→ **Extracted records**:
— Begin —

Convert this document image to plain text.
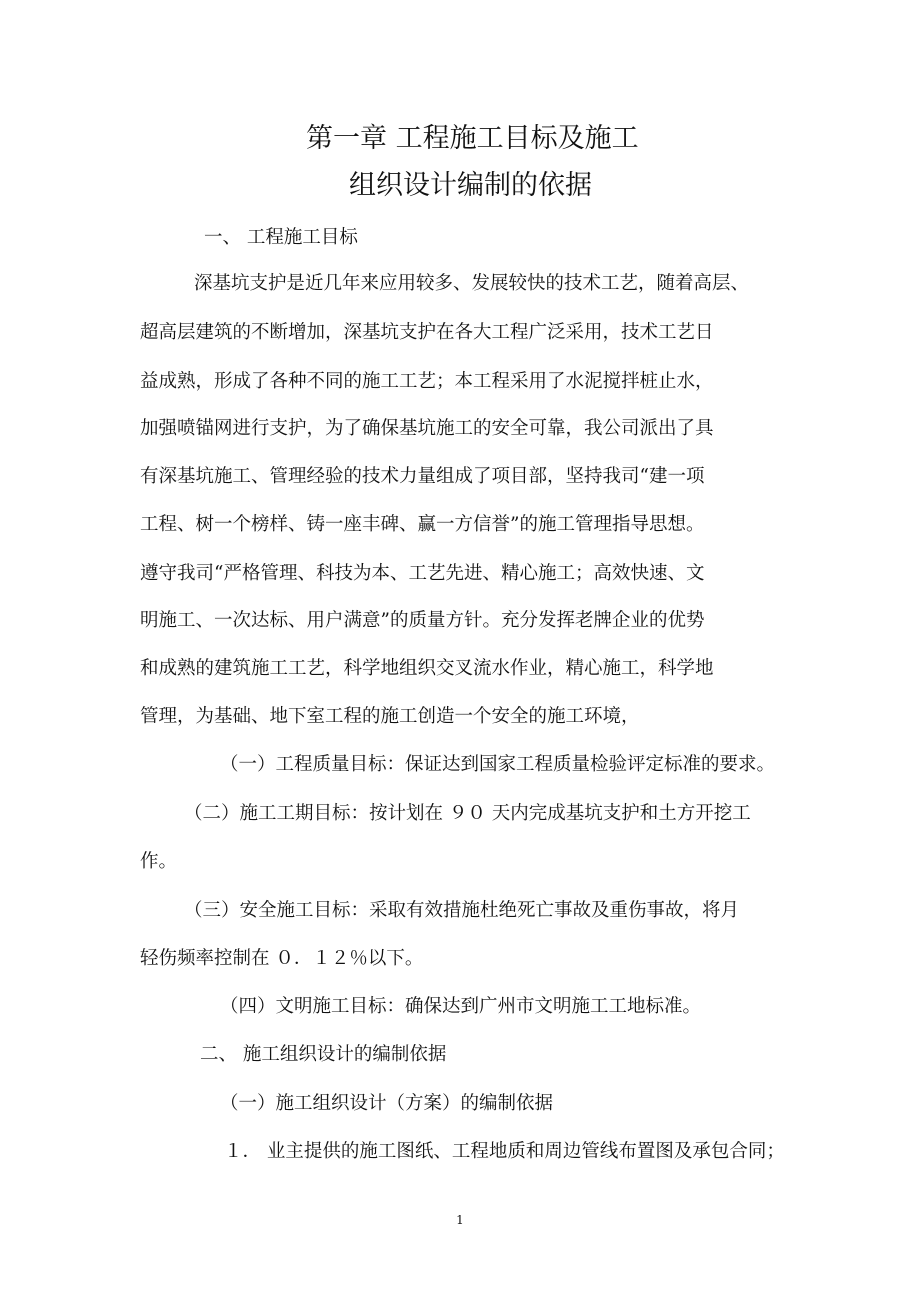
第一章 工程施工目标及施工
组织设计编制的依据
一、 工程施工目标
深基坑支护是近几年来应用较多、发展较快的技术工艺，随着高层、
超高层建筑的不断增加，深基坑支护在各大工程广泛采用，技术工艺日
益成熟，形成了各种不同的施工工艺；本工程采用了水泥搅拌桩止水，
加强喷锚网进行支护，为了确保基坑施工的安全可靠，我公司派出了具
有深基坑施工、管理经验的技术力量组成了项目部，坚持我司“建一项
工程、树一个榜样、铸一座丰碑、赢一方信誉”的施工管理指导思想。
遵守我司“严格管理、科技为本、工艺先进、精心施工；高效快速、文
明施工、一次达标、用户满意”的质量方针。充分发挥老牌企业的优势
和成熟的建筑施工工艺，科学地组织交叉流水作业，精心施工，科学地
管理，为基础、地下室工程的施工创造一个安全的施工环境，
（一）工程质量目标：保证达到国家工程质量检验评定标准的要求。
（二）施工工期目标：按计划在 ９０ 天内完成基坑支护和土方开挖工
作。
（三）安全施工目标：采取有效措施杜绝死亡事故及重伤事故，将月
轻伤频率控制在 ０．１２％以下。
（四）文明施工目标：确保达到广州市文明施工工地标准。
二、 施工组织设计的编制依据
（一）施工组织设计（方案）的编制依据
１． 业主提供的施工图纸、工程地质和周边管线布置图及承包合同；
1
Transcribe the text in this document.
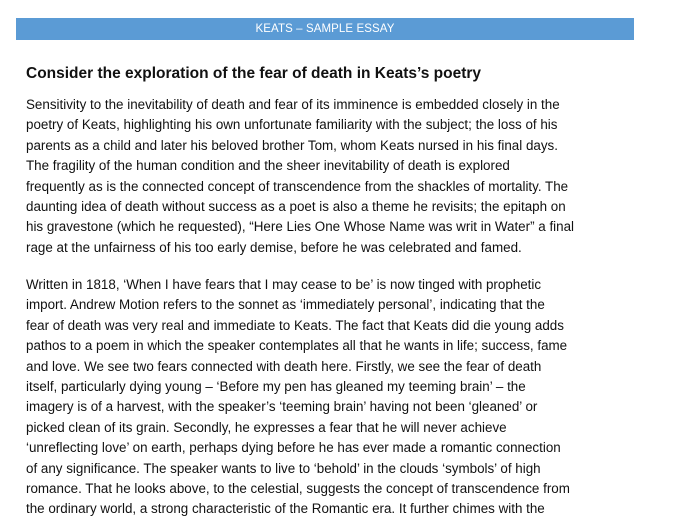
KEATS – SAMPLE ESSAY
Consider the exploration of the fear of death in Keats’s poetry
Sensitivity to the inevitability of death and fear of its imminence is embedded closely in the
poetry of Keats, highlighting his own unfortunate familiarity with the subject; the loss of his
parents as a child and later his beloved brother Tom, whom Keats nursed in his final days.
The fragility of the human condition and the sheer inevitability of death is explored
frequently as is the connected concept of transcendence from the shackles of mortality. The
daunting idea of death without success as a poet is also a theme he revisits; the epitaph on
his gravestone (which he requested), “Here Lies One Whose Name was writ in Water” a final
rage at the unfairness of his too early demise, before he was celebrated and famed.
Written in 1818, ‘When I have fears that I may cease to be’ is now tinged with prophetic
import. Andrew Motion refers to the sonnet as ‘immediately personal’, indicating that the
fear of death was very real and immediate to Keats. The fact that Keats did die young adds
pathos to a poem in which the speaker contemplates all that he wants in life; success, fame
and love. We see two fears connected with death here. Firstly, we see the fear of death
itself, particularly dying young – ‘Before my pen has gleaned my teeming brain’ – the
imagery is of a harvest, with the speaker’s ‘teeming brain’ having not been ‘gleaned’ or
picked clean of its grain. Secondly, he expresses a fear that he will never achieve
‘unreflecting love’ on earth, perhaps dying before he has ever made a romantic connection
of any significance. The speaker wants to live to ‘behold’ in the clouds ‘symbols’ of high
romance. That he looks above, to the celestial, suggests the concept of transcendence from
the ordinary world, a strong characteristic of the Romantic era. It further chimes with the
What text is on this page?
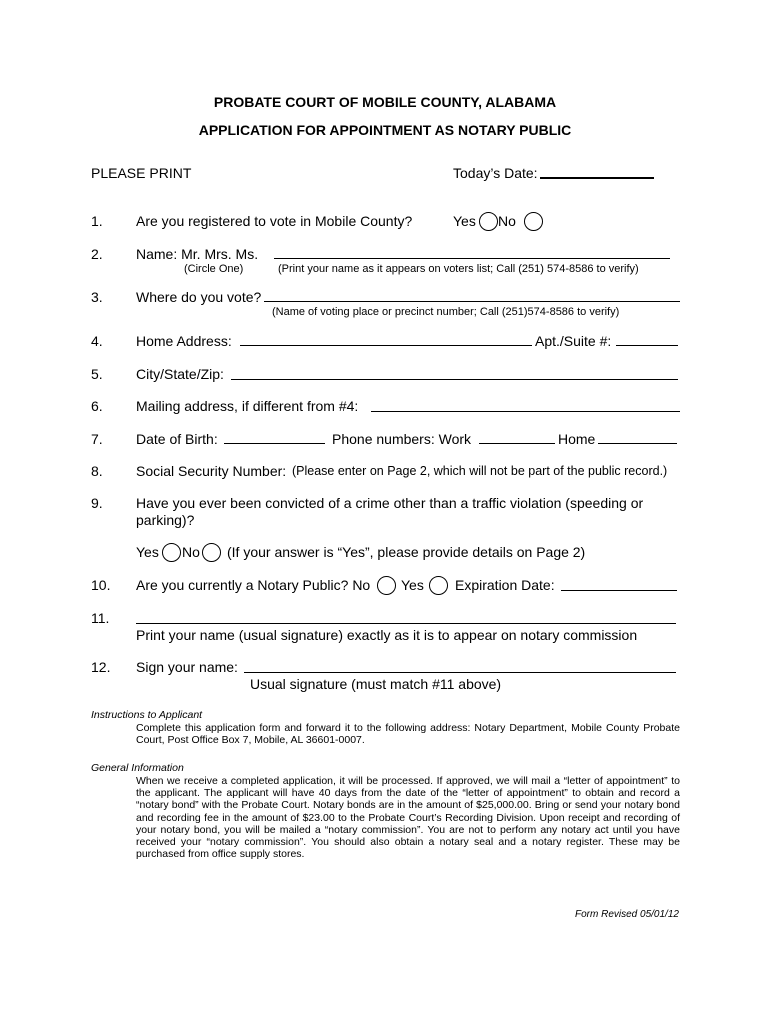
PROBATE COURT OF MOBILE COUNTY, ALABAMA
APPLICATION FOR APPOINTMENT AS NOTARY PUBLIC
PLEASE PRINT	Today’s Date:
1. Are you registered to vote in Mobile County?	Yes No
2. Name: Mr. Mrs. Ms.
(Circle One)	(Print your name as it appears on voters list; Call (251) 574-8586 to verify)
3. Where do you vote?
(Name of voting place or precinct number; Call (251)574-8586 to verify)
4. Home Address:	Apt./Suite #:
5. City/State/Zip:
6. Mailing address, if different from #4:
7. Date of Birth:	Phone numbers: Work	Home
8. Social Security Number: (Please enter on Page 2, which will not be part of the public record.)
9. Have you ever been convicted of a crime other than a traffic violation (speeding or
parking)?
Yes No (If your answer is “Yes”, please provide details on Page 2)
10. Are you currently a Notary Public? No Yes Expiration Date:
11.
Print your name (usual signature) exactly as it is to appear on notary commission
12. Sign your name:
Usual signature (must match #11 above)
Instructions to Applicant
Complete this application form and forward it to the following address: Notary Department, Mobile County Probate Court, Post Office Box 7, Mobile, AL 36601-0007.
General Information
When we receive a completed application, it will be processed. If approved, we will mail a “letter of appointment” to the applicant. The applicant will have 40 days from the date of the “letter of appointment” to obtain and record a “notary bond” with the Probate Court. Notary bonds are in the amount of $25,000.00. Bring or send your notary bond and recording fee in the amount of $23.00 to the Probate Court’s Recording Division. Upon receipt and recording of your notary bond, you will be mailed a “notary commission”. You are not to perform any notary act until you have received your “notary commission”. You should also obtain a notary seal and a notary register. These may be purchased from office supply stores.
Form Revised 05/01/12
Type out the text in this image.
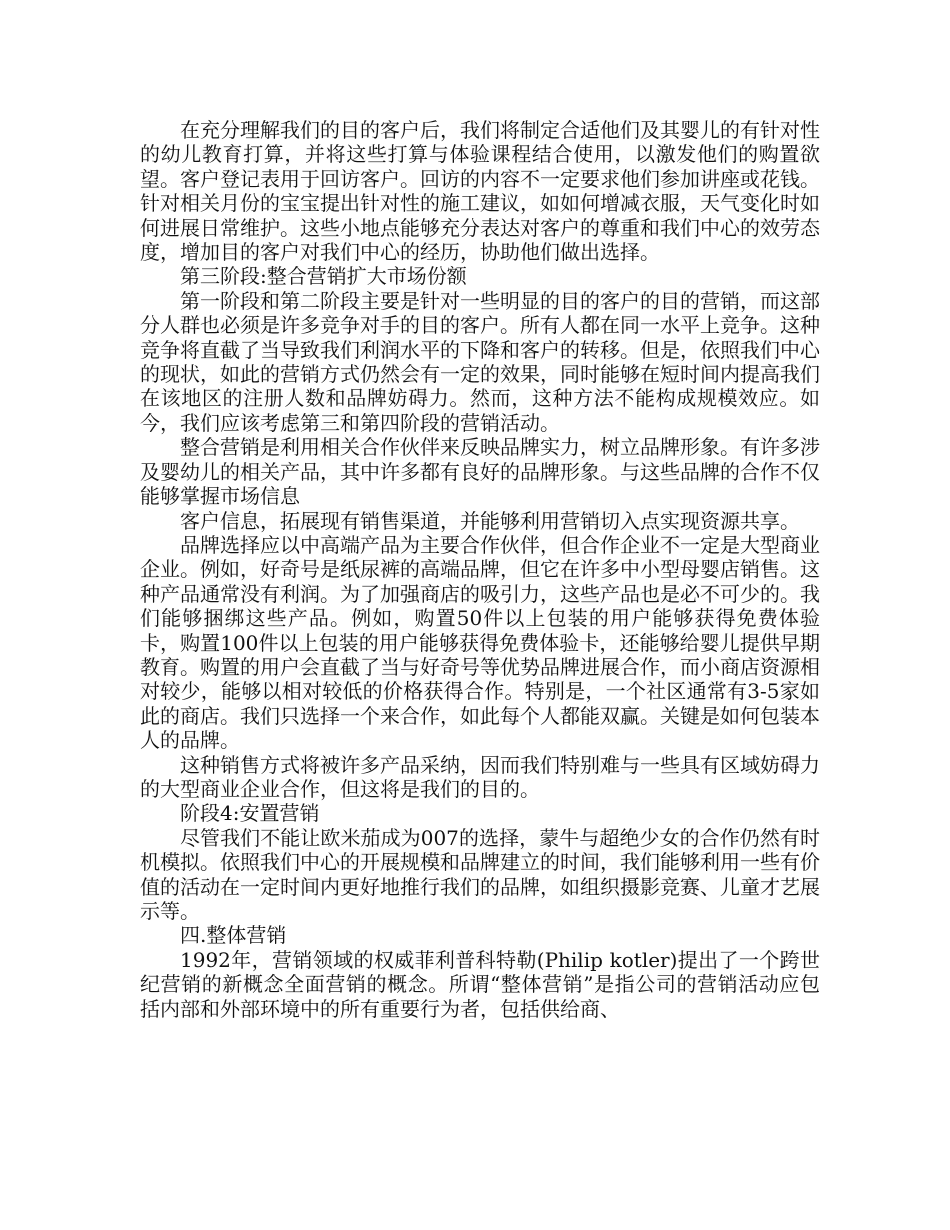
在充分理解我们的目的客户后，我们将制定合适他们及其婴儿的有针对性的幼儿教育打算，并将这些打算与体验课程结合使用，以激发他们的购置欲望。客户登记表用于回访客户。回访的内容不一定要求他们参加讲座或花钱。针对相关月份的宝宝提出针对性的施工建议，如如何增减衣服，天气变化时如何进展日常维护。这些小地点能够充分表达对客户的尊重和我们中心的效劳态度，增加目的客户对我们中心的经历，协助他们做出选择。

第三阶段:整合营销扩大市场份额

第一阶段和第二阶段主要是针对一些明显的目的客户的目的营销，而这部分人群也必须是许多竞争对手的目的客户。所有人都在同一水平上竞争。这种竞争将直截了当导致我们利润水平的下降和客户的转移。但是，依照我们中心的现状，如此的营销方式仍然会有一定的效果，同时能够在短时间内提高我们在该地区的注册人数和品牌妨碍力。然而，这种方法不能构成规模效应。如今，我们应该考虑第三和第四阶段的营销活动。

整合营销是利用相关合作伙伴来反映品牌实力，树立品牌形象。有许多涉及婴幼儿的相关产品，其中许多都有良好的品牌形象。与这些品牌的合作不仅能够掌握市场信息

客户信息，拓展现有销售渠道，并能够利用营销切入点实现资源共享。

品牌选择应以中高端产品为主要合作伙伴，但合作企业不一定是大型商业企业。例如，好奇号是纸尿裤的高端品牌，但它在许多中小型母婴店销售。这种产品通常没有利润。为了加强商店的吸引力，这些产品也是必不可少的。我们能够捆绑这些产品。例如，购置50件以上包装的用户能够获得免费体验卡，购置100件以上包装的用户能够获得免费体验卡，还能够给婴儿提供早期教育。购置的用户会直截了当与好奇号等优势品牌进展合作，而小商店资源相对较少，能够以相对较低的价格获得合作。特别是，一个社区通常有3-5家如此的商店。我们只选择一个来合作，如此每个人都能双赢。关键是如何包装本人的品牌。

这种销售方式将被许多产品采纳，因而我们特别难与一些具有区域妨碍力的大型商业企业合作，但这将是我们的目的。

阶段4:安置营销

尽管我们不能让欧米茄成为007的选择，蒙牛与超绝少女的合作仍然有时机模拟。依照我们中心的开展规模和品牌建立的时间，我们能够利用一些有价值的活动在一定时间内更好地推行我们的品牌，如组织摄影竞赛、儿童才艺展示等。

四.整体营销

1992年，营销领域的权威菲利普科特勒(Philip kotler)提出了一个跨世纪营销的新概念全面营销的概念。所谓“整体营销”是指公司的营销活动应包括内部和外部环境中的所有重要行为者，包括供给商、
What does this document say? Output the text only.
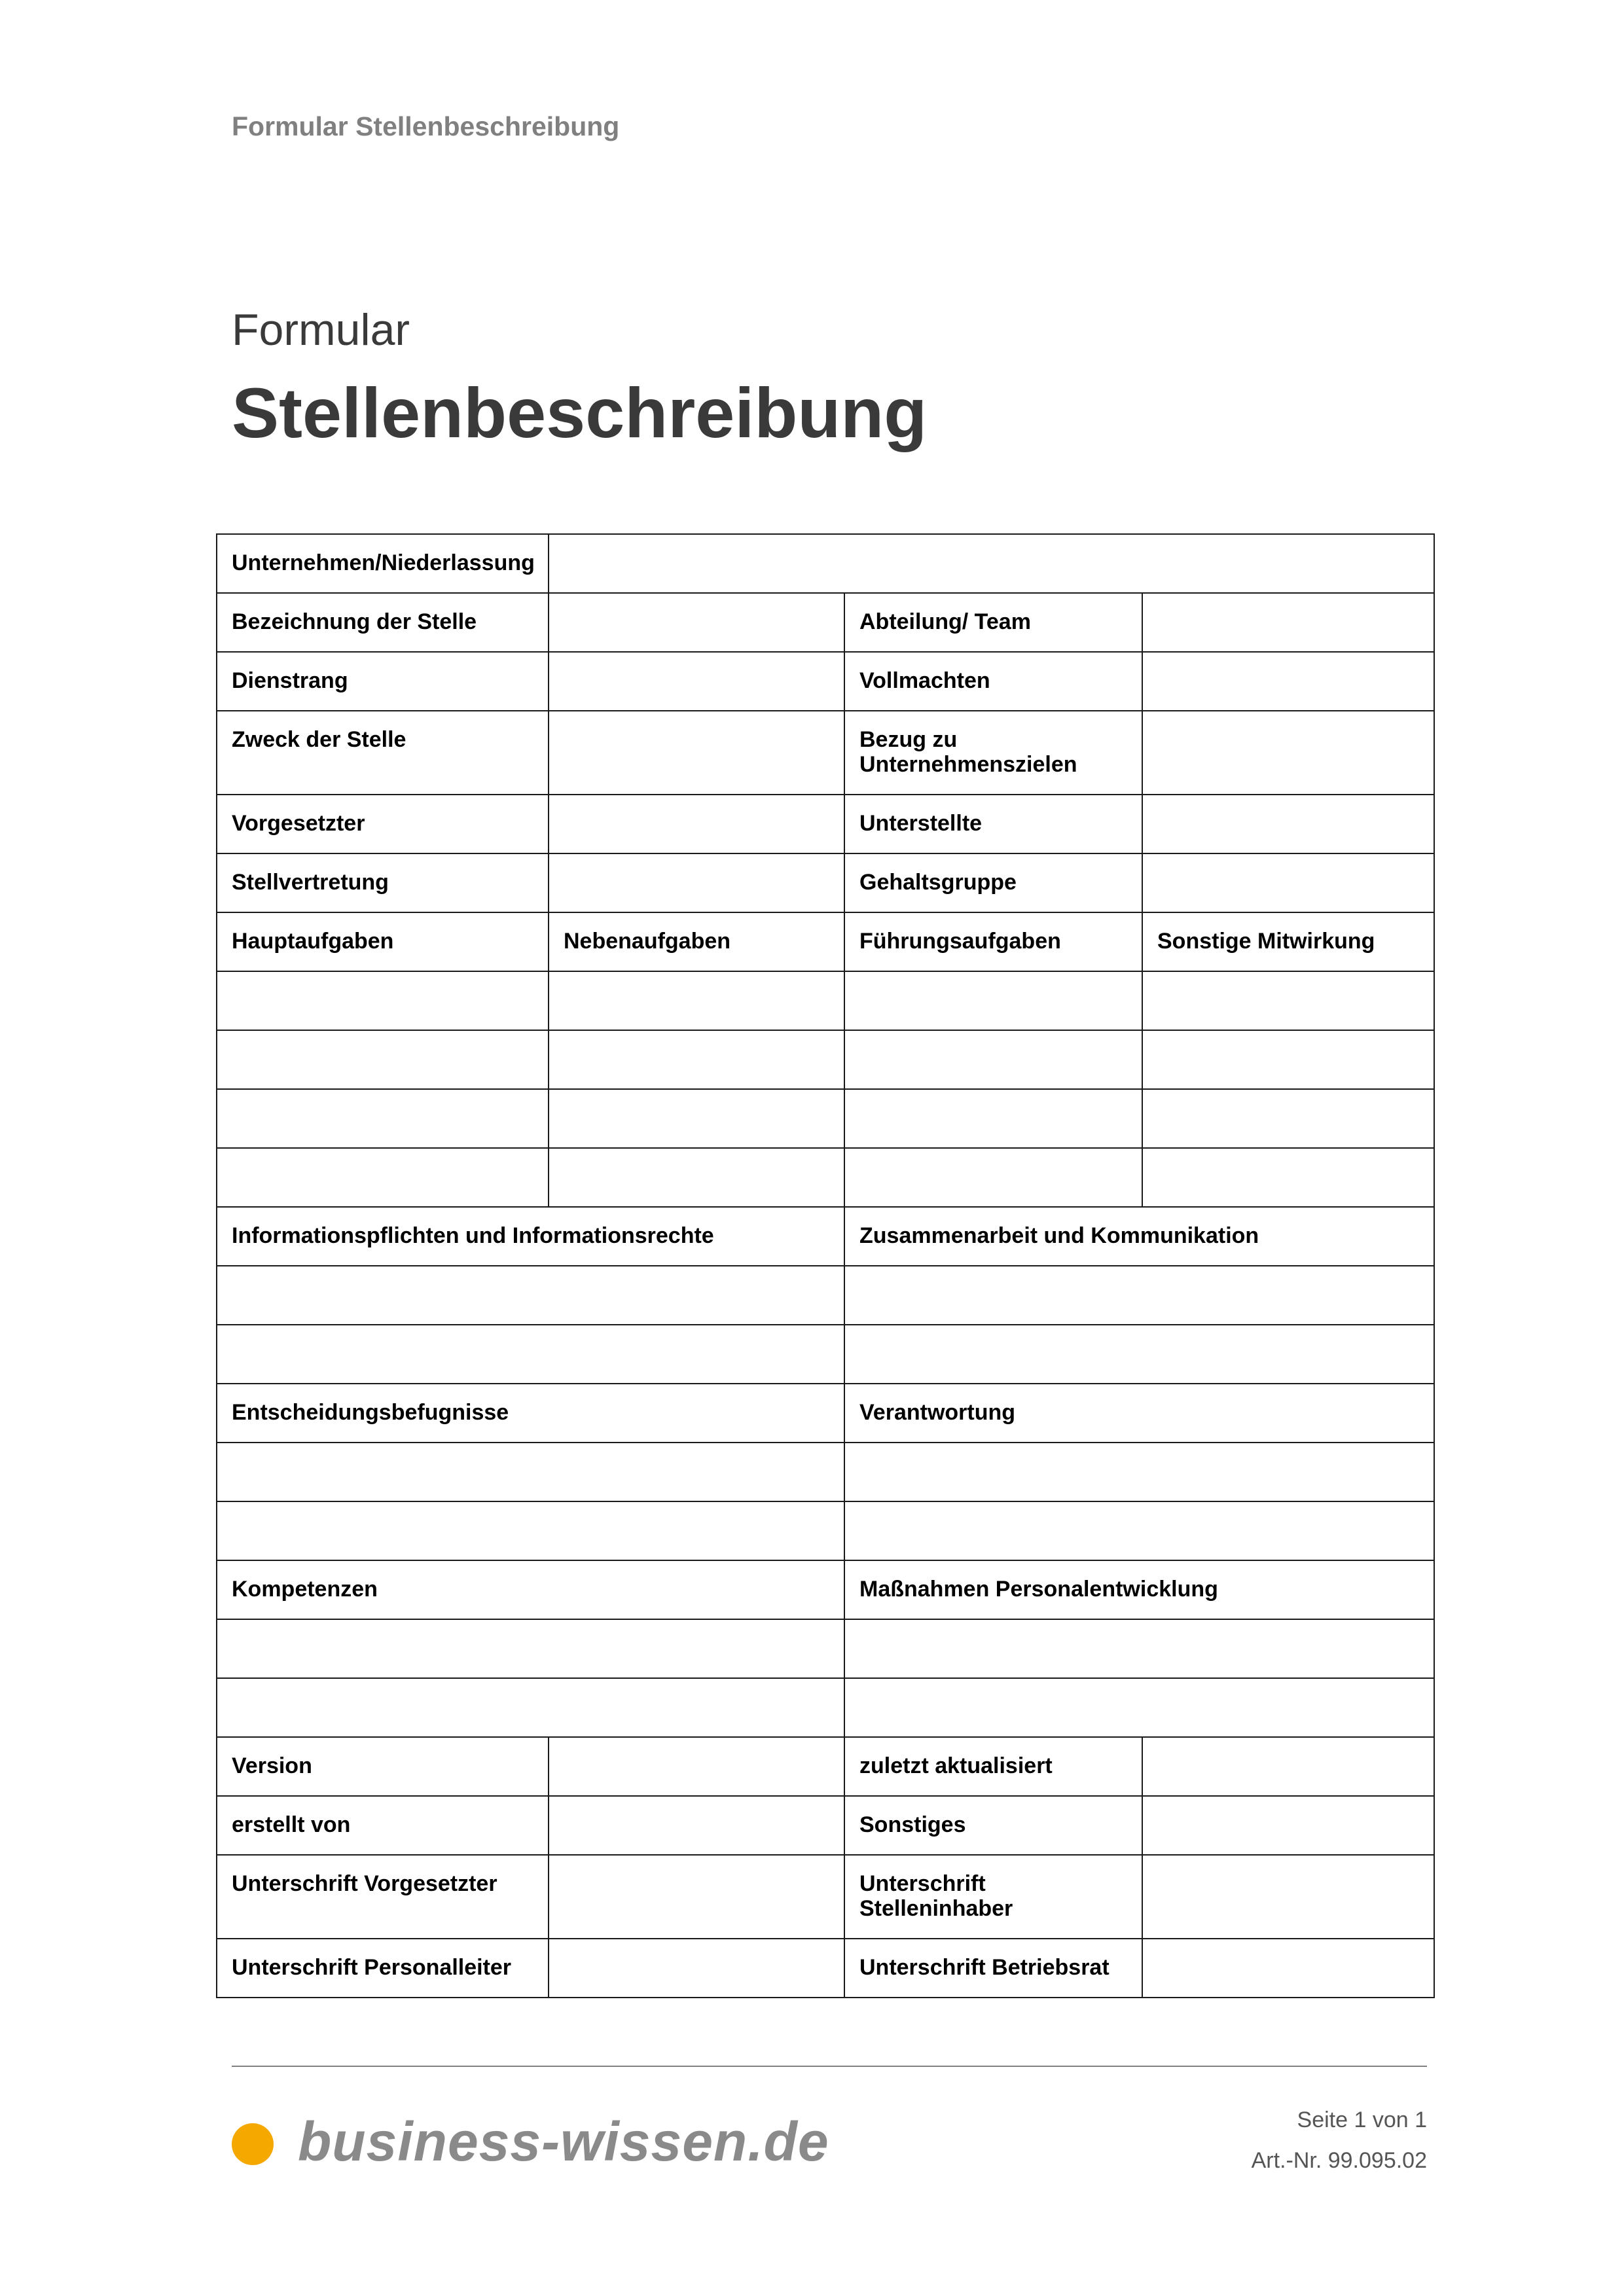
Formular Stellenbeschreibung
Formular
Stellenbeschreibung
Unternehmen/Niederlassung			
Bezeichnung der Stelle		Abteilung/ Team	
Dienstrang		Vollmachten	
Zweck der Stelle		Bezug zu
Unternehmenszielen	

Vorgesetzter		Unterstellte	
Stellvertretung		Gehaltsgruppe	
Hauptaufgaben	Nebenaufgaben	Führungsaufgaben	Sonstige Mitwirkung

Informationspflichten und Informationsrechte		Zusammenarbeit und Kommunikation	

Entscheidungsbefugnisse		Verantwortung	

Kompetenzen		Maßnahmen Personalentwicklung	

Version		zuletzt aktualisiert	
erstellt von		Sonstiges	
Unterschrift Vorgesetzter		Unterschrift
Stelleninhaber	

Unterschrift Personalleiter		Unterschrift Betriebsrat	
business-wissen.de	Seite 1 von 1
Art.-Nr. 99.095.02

— End —

→ **What you should do**: Count how many lines of the material hold the string "inevitability". Give the number and nothing more.

→ **Answer to this problem**: 2